Stored items:

^^^^

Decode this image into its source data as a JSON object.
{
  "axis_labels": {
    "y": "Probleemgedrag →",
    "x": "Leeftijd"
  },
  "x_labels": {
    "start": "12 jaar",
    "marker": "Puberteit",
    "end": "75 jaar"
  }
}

^^^^

--- Written instruction ---
Reproduce each entry word for word.

--- Response to this task ---
Decode this image into its source data as a JSON object.
{
  "axis_labels": {
    "y": "Probleemgedrag →",
    "x": "Leeftijd"
  },
  "x_labels": {
    "start": "12 jaar",
    "marker": "Puberteit",
    "end": "75 jaar"
  }
}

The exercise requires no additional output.